* START Records provided *
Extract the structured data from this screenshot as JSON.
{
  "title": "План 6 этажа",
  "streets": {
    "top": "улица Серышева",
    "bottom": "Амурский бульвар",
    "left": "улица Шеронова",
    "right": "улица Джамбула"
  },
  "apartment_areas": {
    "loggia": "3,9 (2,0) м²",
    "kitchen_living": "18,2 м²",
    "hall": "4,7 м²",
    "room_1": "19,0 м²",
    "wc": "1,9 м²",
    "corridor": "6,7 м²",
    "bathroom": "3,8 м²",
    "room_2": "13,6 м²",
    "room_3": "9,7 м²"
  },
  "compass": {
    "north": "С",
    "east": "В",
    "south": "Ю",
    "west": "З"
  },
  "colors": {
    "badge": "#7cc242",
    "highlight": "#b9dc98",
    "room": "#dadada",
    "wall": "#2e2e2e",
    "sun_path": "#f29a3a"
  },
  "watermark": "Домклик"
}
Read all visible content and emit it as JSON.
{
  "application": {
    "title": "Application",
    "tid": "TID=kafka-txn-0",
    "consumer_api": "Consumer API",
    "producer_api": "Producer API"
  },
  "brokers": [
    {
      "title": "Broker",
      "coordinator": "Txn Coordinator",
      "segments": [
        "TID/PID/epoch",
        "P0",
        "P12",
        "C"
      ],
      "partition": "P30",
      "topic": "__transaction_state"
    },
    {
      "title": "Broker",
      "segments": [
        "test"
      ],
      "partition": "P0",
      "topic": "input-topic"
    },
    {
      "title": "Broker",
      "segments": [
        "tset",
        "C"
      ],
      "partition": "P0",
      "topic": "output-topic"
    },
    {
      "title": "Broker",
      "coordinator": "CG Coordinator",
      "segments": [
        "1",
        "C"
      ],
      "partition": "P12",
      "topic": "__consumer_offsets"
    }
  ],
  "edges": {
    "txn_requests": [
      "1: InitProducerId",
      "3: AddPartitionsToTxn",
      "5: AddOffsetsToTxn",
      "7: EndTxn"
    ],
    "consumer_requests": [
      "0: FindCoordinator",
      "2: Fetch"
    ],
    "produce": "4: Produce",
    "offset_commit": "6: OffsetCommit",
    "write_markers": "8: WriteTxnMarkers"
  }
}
* END Records provided *
▸ Exercise description: Of the lines in this data, how many contain "JSON"? Reply with only the number.

▸ Response: 2